- _Exercise prompt_: Output the data word for word, dropping every image.

- _Data lines_:
## begin
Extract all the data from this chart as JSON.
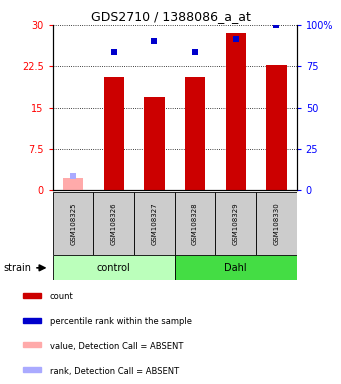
{
  "title": "GDS2710 / 1388086_a_at",
  "samples": [
    "GSM108325",
    "GSM108326",
    "GSM108327",
    "GSM108328",
    "GSM108329",
    "GSM108330"
  ],
  "count_values": [
    2.2,
    20.5,
    17.0,
    20.5,
    28.5,
    22.7
  ],
  "rank_values": [
    2.5,
    25.0,
    27.0,
    25.0,
    27.5,
    30.0
  ],
  "absent_flags": [
    true,
    false,
    false,
    false,
    false,
    false
  ],
  "ylim_left": [
    0,
    30
  ],
  "ylim_right": [
    0,
    100
  ],
  "yticks_left": [
    0,
    7.5,
    15,
    22.5,
    30
  ],
  "ytick_labels_left": [
    "0",
    "7.5",
    "15",
    "22.5",
    "30"
  ],
  "yticks_right": [
    0,
    25,
    50,
    75,
    100
  ],
  "ytick_labels_right": [
    "0",
    "25",
    "50",
    "75",
    "100%"
  ],
  "bar_width": 0.5,
  "bar_color_present": "#cc0000",
  "bar_color_absent": "#ffaaaa",
  "rank_color_present": "#0000cc",
  "rank_color_absent": "#aaaaff",
  "group_control_color": "#bbffbb",
  "group_dahl_color": "#44dd44",
  "bg_color": "#cccccc",
  "plot_bg": "#ffffff",
  "legend_items": [
    {
      "color": "#cc0000",
      "label": "count"
    },
    {
      "color": "#0000cc",
      "label": "percentile rank within the sample"
    },
    {
      "color": "#ffaaaa",
      "label": "value, Detection Call = ABSENT"
    },
    {
      "color": "#aaaaff",
      "label": "rank, Detection Call = ABSENT"
    }
  ]
}
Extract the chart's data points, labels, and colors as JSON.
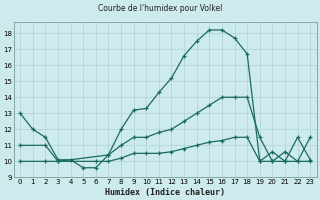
{
  "title": "Courbe de l'humidex pour Volkel",
  "xlabel": "Humidex (Indice chaleur)",
  "xlim": [
    -0.5,
    23.5
  ],
  "ylim": [
    9,
    18.7
  ],
  "yticks": [
    9,
    10,
    11,
    12,
    13,
    14,
    15,
    16,
    17,
    18
  ],
  "xticks": [
    0,
    1,
    2,
    3,
    4,
    5,
    6,
    7,
    8,
    9,
    10,
    11,
    12,
    13,
    14,
    15,
    16,
    17,
    18,
    19,
    20,
    21,
    22,
    23
  ],
  "bg_color": "#cdeaec",
  "grid_color": "#b8d8da",
  "line_color": "#1a6b60",
  "line1_x": [
    0,
    1,
    2,
    3,
    4,
    5,
    6,
    7,
    8,
    9,
    10,
    11,
    12,
    13,
    14,
    15,
    16,
    17,
    18,
    19,
    20,
    21,
    22,
    23
  ],
  "line1_y": [
    13.0,
    12.0,
    11.5,
    10.1,
    10.1,
    9.6,
    9.6,
    10.4,
    12.0,
    13.2,
    13.3,
    14.3,
    15.2,
    16.6,
    17.5,
    18.2,
    18.2,
    17.7,
    16.7,
    10.0,
    10.6,
    10.0,
    11.5,
    10.1
  ],
  "line2_x": [
    0,
    2,
    3,
    7,
    8,
    9,
    10,
    11,
    12,
    13,
    14,
    15,
    16,
    17,
    18,
    19,
    20,
    21,
    22,
    23
  ],
  "line2_y": [
    11.0,
    11.0,
    10.0,
    10.4,
    11.0,
    11.5,
    11.5,
    11.8,
    12.0,
    12.5,
    13.0,
    13.5,
    14.0,
    14.0,
    14.0,
    11.5,
    10.0,
    10.0,
    10.0,
    10.0
  ],
  "line3_x": [
    0,
    2,
    3,
    6,
    7,
    8,
    9,
    10,
    11,
    12,
    13,
    14,
    15,
    16,
    17,
    18,
    19,
    20,
    21,
    22,
    23
  ],
  "line3_y": [
    10.0,
    10.0,
    10.0,
    10.0,
    10.0,
    10.2,
    10.5,
    10.5,
    10.5,
    10.6,
    10.8,
    11.0,
    11.2,
    11.3,
    11.5,
    11.5,
    10.0,
    10.0,
    10.6,
    10.0,
    11.5
  ]
}
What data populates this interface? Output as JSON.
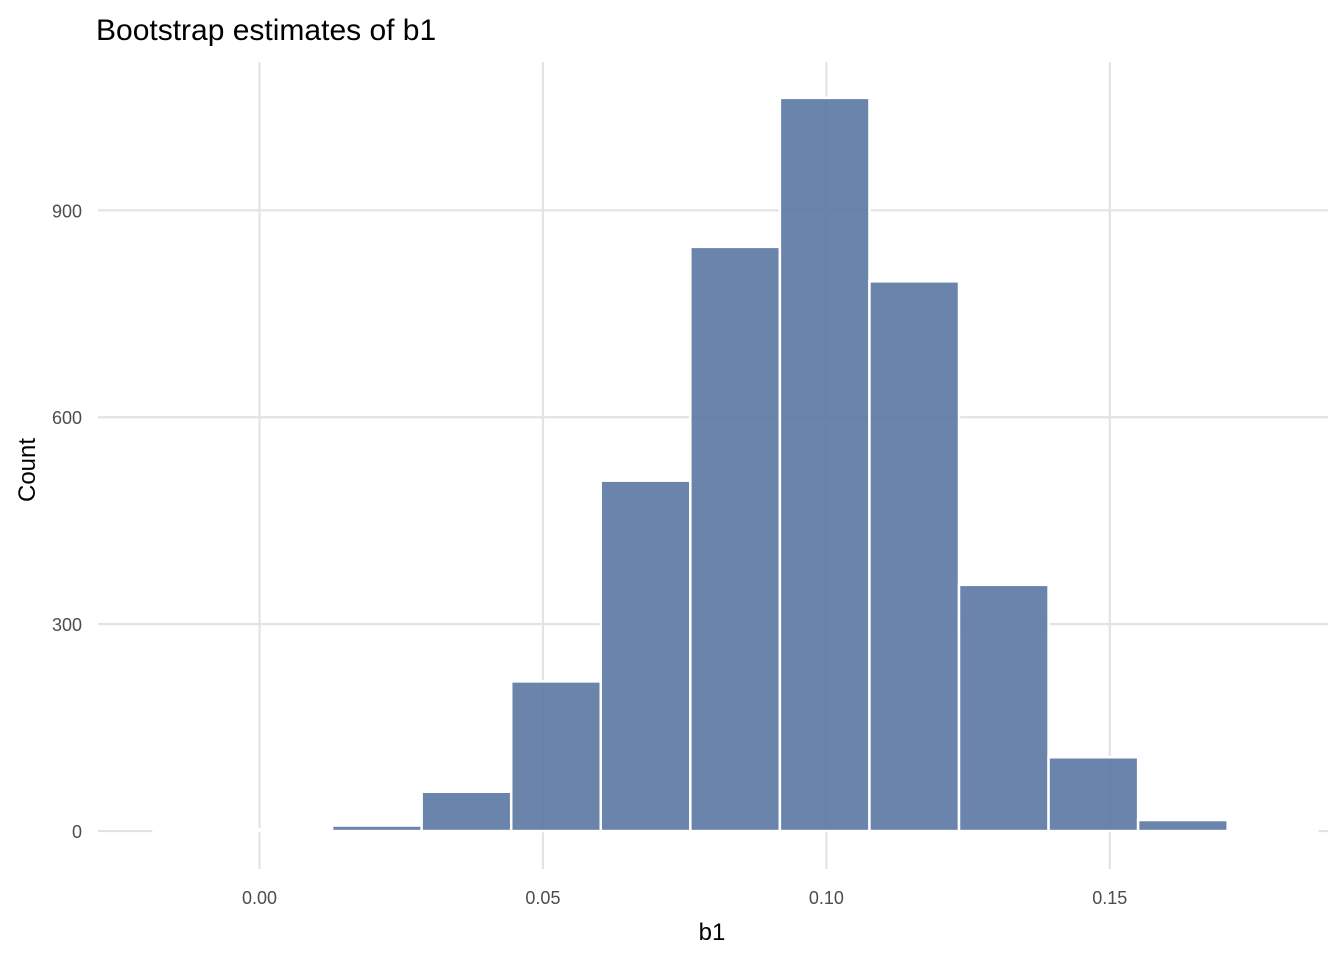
{
  "chart_data": {
    "type": "bar",
    "title": "Bootstrap estimates of b1",
    "xlabel": "b1",
    "ylabel": "Count",
    "bar_color": "#5a77a3",
    "bar_opacity": 0.9,
    "grid": true,
    "xlim": [
      -0.0285,
      0.1885
    ],
    "ylim": [
      -55,
      1115
    ],
    "x_ticks": [
      0.0,
      0.05,
      0.1,
      0.15
    ],
    "x_tick_labels": [
      "0.00",
      "0.05",
      "0.10",
      "0.15"
    ],
    "y_ticks": [
      0,
      300,
      600,
      900
    ],
    "y_tick_labels": [
      "0",
      "300",
      "600",
      "900"
    ],
    "bins": [
      {
        "x0": -0.0187,
        "x1": -0.003,
        "count": 0
      },
      {
        "x0": -0.003,
        "x1": 0.0128,
        "count": 2
      },
      {
        "x0": 0.0128,
        "x1": 0.0286,
        "count": 8
      },
      {
        "x0": 0.0286,
        "x1": 0.0444,
        "count": 57
      },
      {
        "x0": 0.0444,
        "x1": 0.0602,
        "count": 217
      },
      {
        "x0": 0.0602,
        "x1": 0.076,
        "count": 508
      },
      {
        "x0": 0.076,
        "x1": 0.0918,
        "count": 847
      },
      {
        "x0": 0.0918,
        "x1": 0.1076,
        "count": 1063
      },
      {
        "x0": 0.1076,
        "x1": 0.1234,
        "count": 797
      },
      {
        "x0": 0.1234,
        "x1": 0.1392,
        "count": 357
      },
      {
        "x0": 0.1392,
        "x1": 0.155,
        "count": 107
      },
      {
        "x0": 0.155,
        "x1": 0.1708,
        "count": 16
      },
      {
        "x0": 0.1708,
        "x1": 0.1866,
        "count": 1
      }
    ]
  }
}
## end
- _Correct answer_:
Extract all the data from this chart as JSON.
{
  "title": "GDS2710 / 1388086_a_at",
  "samples": [
    "GSM108325",
    "GSM108326",
    "GSM108327",
    "GSM108328",
    "GSM108329",
    "GSM108330"
  ],
  "count_values": [
    2.2,
    20.5,
    17.0,
    20.5,
    28.5,
    22.7
  ],
  "rank_values": [
    2.5,
    25.0,
    27.0,
    25.0,
    27.5,
    30.0
  ],
  "absent_flags": [
    true,
    false,
    false,
    false,
    false,
    false
  ],
  "ylim_left": [
    0,
    30
  ],
  "ylim_right": [
    0,
    100
  ],
  "yticks_left": [
    0,
    7.5,
    15,
    22.5,
    30
  ],
  "ytick_labels_left": [
    "0",
    "7.5",
    "15",
    "22.5",
    "30"
  ],
  "yticks_right": [
    0,
    25,
    50,
    75,
    100
  ],
  "ytick_labels_right": [
    "0",
    "25",
    "50",
    "75",
    "100%"
  ],
  "bar_width": 0.5,
  "bar_color_present": "#cc0000",
  "bar_color_absent": "#ffaaaa",
  "rank_color_present": "#0000cc",
  "rank_color_absent": "#aaaaff",
  "group_control_color": "#bbffbb",
  "group_dahl_color": "#44dd44",
  "bg_color": "#cccccc",
  "plot_bg": "#ffffff",
  "legend_items": [
    {
      "color": "#cc0000",
      "label": "count"
    },
    {
      "color": "#0000cc",
      "label": "percentile rank within the sample"
    },
    {
      "color": "#ffaaaa",
      "label": "value, Detection Call = ABSENT"
    },
    {
      "color": "#aaaaff",
      "label": "rank, Detection Call = ABSENT"
    }
  ]
}
Extract the chart's data points, labels, and colors as JSON.
{
  "title": "Courbe de l'humidex pour Volkel",
  "xlabel": "Humidex (Indice chaleur)",
  "xlim": [
    -0.5,
    23.5
  ],
  "ylim": [
    9,
    18.7
  ],
  "yticks": [
    9,
    10,
    11,
    12,
    13,
    14,
    15,
    16,
    17,
    18
  ],
  "xticks": [
    0,
    1,
    2,
    3,
    4,
    5,
    6,
    7,
    8,
    9,
    10,
    11,
    12,
    13,
    14,
    15,
    16,
    17,
    18,
    19,
    20,
    21,
    22,
    23
  ],
  "bg_color": "#cdeaec",
  "grid_color": "#b8d8da",
  "line_color": "#1a6b60",
  "line1_x": [
    0,
    1,
    2,
    3,
    4,
    5,
    6,
    7,
    8,
    9,
    10,
    11,
    12,
    13,
    14,
    15,
    16,
    17,
    18,
    19,
    20,
    21,
    22,
    23
  ],
  "line1_y": [
    13.0,
    12.0,
    11.5,
    10.1,
    10.1,
    9.6,
    9.6,
    10.4,
    12.0,
    13.2,
    13.3,
    14.3,
    15.2,
    16.6,
    17.5,
    18.2,
    18.2,
    17.7,
    16.7,
    10.0,
    10.6,
    10.0,
    11.5,
    10.1
  ],
  "line2_x": [
    0,
    2,
    3,
    7,
    8,
    9,
    10,
    11,
    12,
    13,
    14,
    15,
    16,
    17,
    18,
    19,
    20,
    21,
    22,
    23
  ],
  "line2_y": [
    11.0,
    11.0,
    10.0,
    10.4,
    11.0,
    11.5,
    11.5,
    11.8,
    12.0,
    12.5,
    13.0,
    13.5,
    14.0,
    14.0,
    14.0,
    11.5,
    10.0,
    10.0,
    10.0,
    10.0
  ],
  "line3_x": [
    0,
    2,
    3,
    6,
    7,
    8,
    9,
    10,
    11,
    12,
    13,
    14,
    15,
    16,
    17,
    18,
    19,
    20,
    21,
    22,
    23
  ],
  "line3_y": [
    10.0,
    10.0,
    10.0,
    10.0,
    10.0,
    10.2,
    10.5,
    10.5,
    10.5,
    10.6,
    10.8,
    11.0,
    11.2,
    11.3,
    11.5,
    11.5,
    10.0,
    10.0,
    10.6,
    10.0,
    11.5
  ]
}
What data populates this interface? Output as JSON.
{
  "chart_data": {
    "type": "bar",
    "title": "Bootstrap estimates of b1",
    "xlabel": "b1",
    "ylabel": "Count",
    "bar_color": "#5a77a3",
    "bar_opacity": 0.9,
    "grid": true,
    "xlim": [
      -0.0285,
      0.1885
    ],
    "ylim": [
      -55,
      1115
    ],
    "x_ticks": [
      0.0,
      0.05,
      0.1,
      0.15
    ],
    "x_tick_labels": [
      "0.00",
      "0.05",
      "0.10",
      "0.15"
    ],
    "y_ticks": [
      0,
      300,
      600,
      900
    ],
    "y_tick_labels": [
      "0",
      "300",
      "600",
      "900"
    ],
    "bins": [
      {
        "x0": -0.0187,
        "x1": -0.003,
        "count": 0
      },
      {
        "x0": -0.003,
        "x1": 0.0128,
        "count": 2
      },
      {
        "x0": 0.0128,
        "x1": 0.0286,
        "count": 8
      },
      {
        "x0": 0.0286,
        "x1": 0.0444,
        "count": 57
      },
      {
        "x0": 0.0444,
        "x1": 0.0602,
        "count": 217
      },
      {
        "x0": 0.0602,
        "x1": 0.076,
        "count": 508
      },
      {
        "x0": 0.076,
        "x1": 0.0918,
        "count": 847
      },
      {
        "x0": 0.0918,
        "x1": 0.1076,
        "count": 1063
      },
      {
        "x0": 0.1076,
        "x1": 0.1234,
        "count": 797
      },
      {
        "x0": 0.1234,
        "x1": 0.1392,
        "count": 357
      },
      {
        "x0": 0.1392,
        "x1": 0.155,
        "count": 107
      },
      {
        "x0": 0.155,
        "x1": 0.1708,
        "count": 16
      },
      {
        "x0": 0.1708,
        "x1": 0.1866,
        "count": 1
      }
    ]
  }
}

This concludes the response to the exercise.